Write out the listing exactly as it is given.
########################################
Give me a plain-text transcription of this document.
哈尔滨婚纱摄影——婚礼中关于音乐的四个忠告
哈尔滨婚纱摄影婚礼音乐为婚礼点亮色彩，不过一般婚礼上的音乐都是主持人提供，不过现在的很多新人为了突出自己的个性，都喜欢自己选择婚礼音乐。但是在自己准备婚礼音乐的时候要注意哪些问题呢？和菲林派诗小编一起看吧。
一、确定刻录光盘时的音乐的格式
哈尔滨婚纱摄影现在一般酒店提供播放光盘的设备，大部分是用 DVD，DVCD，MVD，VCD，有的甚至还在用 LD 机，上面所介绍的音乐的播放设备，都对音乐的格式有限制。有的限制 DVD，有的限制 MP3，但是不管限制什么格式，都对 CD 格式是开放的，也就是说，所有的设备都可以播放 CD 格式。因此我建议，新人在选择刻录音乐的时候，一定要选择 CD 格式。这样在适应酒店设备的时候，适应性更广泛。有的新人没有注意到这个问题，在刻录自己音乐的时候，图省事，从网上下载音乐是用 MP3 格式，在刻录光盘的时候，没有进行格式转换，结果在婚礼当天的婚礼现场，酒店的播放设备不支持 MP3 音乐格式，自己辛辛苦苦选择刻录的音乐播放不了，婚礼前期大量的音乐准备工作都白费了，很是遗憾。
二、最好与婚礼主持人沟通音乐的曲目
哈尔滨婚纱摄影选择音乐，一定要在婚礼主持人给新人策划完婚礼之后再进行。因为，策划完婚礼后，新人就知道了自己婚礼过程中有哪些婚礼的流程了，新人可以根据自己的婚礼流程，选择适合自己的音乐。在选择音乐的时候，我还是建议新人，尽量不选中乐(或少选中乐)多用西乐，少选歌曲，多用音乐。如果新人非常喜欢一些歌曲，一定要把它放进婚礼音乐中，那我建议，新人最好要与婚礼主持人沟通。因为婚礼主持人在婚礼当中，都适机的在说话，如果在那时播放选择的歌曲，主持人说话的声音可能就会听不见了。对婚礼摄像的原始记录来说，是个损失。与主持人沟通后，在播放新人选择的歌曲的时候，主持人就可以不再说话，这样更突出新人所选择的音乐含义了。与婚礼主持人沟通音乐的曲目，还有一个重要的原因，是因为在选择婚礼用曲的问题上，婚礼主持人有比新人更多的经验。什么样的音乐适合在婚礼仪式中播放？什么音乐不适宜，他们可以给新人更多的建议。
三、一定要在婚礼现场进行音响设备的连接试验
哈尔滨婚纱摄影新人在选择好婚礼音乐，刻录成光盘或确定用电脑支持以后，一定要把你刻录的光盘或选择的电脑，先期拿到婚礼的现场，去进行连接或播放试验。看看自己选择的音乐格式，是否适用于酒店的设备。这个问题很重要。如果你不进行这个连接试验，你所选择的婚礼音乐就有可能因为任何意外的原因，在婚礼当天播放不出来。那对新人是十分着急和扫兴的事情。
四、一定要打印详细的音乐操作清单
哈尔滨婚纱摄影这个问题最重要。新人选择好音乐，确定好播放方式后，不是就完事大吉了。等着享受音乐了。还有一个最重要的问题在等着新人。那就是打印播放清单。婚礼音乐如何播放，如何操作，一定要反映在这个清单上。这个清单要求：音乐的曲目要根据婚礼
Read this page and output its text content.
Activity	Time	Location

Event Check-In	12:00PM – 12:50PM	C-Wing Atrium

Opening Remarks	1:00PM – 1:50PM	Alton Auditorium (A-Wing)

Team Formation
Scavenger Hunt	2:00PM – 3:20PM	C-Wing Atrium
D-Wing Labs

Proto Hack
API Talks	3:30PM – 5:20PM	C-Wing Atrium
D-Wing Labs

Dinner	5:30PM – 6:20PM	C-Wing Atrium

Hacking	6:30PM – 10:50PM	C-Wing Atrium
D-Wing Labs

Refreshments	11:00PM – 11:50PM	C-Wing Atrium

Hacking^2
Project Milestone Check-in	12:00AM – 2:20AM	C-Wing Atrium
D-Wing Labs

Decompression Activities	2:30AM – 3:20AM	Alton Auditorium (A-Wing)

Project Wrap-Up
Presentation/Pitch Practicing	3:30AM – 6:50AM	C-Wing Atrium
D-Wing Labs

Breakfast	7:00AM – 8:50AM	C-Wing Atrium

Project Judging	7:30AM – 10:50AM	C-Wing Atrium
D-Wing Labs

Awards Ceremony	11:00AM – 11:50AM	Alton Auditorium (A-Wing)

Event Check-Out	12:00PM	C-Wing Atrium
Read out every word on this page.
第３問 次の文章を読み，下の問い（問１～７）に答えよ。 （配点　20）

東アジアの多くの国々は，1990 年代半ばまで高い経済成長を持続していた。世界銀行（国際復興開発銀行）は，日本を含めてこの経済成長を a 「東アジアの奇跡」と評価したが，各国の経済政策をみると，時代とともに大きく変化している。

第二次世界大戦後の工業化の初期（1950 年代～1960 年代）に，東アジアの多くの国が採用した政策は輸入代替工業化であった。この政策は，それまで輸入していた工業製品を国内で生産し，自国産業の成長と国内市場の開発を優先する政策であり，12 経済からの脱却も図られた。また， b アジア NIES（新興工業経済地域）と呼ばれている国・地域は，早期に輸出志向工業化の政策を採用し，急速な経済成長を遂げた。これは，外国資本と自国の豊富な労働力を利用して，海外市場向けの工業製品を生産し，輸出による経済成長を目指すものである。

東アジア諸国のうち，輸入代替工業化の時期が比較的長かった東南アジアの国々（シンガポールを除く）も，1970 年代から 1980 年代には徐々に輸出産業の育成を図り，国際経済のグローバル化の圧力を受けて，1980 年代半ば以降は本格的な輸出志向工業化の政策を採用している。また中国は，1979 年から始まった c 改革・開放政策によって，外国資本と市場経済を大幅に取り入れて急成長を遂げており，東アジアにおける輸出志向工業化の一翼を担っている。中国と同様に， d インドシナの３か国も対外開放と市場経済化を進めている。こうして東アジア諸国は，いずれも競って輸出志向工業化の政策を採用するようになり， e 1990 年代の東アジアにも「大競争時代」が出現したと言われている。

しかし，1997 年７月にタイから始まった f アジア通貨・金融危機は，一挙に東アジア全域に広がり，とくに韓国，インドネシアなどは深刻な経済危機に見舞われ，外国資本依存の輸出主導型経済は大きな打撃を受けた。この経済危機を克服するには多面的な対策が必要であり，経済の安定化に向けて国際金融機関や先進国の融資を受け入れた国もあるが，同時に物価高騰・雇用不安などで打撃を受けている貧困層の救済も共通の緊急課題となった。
########################################
> **RESULT OF THIS EXERCISE**
Give me a plain-text transcription of this document.
哈尔滨婚纱摄影——婚礼中关于音乐的四个忠告
哈尔滨婚纱摄影婚礼音乐为婚礼点亮色彩，不过一般婚礼上的音乐都是主持人提供，不过现在的很多新人为了突出自己的个性，都喜欢自己选择婚礼音乐。但是在自己准备婚礼音乐的时候要注意哪些问题呢？和菲林派诗小编一起看吧。
一、确定刻录光盘时的音乐的格式
哈尔滨婚纱摄影现在一般酒店提供播放光盘的设备，大部分是用 DVD，DVCD，MVD，VCD，有的甚至还在用 LD 机，上面所介绍的音乐的播放设备，都对音乐的格式有限制。有的限制 DVD，有的限制 MP3，但是不管限制什么格式，都对 CD 格式是开放的，也就是说，所有的设备都可以播放 CD 格式。因此我建议，新人在选择刻录音乐的时候，一定要选择 CD 格式。这样在适应酒店设备的时候，适应性更广泛。有的新人没有注意到这个问题，在刻录自己音乐的时候，图省事，从网上下载音乐是用 MP3 格式，在刻录光盘的时候，没有进行格式转换，结果在婚礼当天的婚礼现场，酒店的播放设备不支持 MP3 音乐格式，自己辛辛苦苦选择刻录的音乐播放不了，婚礼前期大量的音乐准备工作都白费了，很是遗憾。
二、最好与婚礼主持人沟通音乐的曲目
哈尔滨婚纱摄影选择音乐，一定要在婚礼主持人给新人策划完婚礼之后再进行。因为，策划完婚礼后，新人就知道了自己婚礼过程中有哪些婚礼的流程了，新人可以根据自己的婚礼流程，选择适合自己的音乐。在选择音乐的时候，我还是建议新人，尽量不选中乐(或少选中乐)多用西乐，少选歌曲，多用音乐。如果新人非常喜欢一些歌曲，一定要把它放进婚礼音乐中，那我建议，新人最好要与婚礼主持人沟通。因为婚礼主持人在婚礼当中，都适机的在说话，如果在那时播放选择的歌曲，主持人说话的声音可能就会听不见了。对婚礼摄像的原始记录来说，是个损失。与主持人沟通后，在播放新人选择的歌曲的时候，主持人就可以不再说话，这样更突出新人所选择的音乐含义了。与婚礼主持人沟通音乐的曲目，还有一个重要的原因，是因为在选择婚礼用曲的问题上，婚礼主持人有比新人更多的经验。什么样的音乐适合在婚礼仪式中播放？什么音乐不适宜，他们可以给新人更多的建议。
三、一定要在婚礼现场进行音响设备的连接试验
哈尔滨婚纱摄影新人在选择好婚礼音乐，刻录成光盘或确定用电脑支持以后，一定要把你刻录的光盘或选择的电脑，先期拿到婚礼的现场，去进行连接或播放试验。看看自己选择的音乐格式，是否适用于酒店的设备。这个问题很重要。如果你不进行这个连接试验，你所选择的婚礼音乐就有可能因为任何意外的原因，在婚礼当天播放不出来。那对新人是十分着急和扫兴的事情。
四、一定要打印详细的音乐操作清单
哈尔滨婚纱摄影这个问题最重要。新人选择好音乐，确定好播放方式后，不是就完事大吉了。等着享受音乐了。还有一个最重要的问题在等着新人。那就是打印播放清单。婚礼音乐如何播放，如何操作，一定要反映在这个清单上。这个清单要求：音乐的曲目要根据婚礼
Read this page and output its text content.
Activity	Time	Location

Event Check-In	12:00PM – 12:50PM	C-Wing Atrium

Opening Remarks	1:00PM – 1:50PM	Alton Auditorium (A-Wing)

Team Formation
Scavenger Hunt	2:00PM – 3:20PM	C-Wing Atrium
D-Wing Labs

Proto Hack
API Talks	3:30PM – 5:20PM	C-Wing Atrium
D-Wing Labs

Dinner	5:30PM – 6:20PM	C-Wing Atrium

Hacking	6:30PM – 10:50PM	C-Wing Atrium
D-Wing Labs

Refreshments	11:00PM – 11:50PM	C-Wing Atrium

Hacking^2
Project Milestone Check-in	12:00AM – 2:20AM	C-Wing Atrium
D-Wing Labs

Decompression Activities	2:30AM – 3:20AM	Alton Auditorium (A-Wing)

Project Wrap-Up
Presentation/Pitch Practicing	3:30AM – 6:50AM	C-Wing Atrium
D-Wing Labs

Breakfast	7:00AM – 8:50AM	C-Wing Atrium

Project Judging	7:30AM – 10:50AM	C-Wing Atrium
D-Wing Labs

Awards Ceremony	11:00AM – 11:50AM	Alton Auditorium (A-Wing)

Event Check-Out	12:00PM	C-Wing Atrium
Read out every word on this page.
第３問 次の文章を読み，下の問い（問１～７）に答えよ。 （配点　20）

東アジアの多くの国々は，1990 年代半ばまで高い経済成長を持続していた。世界銀行（国際復興開発銀行）は，日本を含めてこの経済成長を a 「東アジアの奇跡」と評価したが，各国の経済政策をみると，時代とともに大きく変化している。

第二次世界大戦後の工業化の初期（1950 年代～1960 年代）に，東アジアの多くの国が採用した政策は輸入代替工業化であった。この政策は，それまで輸入していた工業製品を国内で生産し，自国産業の成長と国内市場の開発を優先する政策であり，12 経済からの脱却も図られた。また， b アジア NIES（新興工業経済地域）と呼ばれている国・地域は，早期に輸出志向工業化の政策を採用し，急速な経済成長を遂げた。これは，外国資本と自国の豊富な労働力を利用して，海外市場向けの工業製品を生産し，輸出による経済成長を目指すものである。

東アジア諸国のうち，輸入代替工業化の時期が比較的長かった東南アジアの国々（シンガポールを除く）も，1970 年代から 1980 年代には徐々に輸出産業の育成を図り，国際経済のグローバル化の圧力を受けて，1980 年代半ば以降は本格的な輸出志向工業化の政策を採用している。また中国は，1979 年から始まった c 改革・開放政策によって，外国資本と市場経済を大幅に取り入れて急成長を遂げており，東アジアにおける輸出志向工業化の一翼を担っている。中国と同様に， d インドシナの３か国も対外開放と市場経済化を進めている。こうして東アジア諸国は，いずれも競って輸出志向工業化の政策を採用するようになり， e 1990 年代の東アジアにも「大競争時代」が出現したと言われている。

しかし，1997 年７月にタイから始まった f アジア通貨・金融危機は，一挙に東アジア全域に広がり，とくに韓国，インドネシアなどは深刻な経済危機に見舞われ，外国資本依存の輸出主導型経済は大きな打撃を受けた。この経済危機を克服するには多面的な対策が必要であり，経済の安定化に向けて国際金融機関や先進国の融資を受け入れた国もあるが，同時に物価高騰・雇用不安などで打撃を受けている貧困層の救済も共通の緊急課題となった。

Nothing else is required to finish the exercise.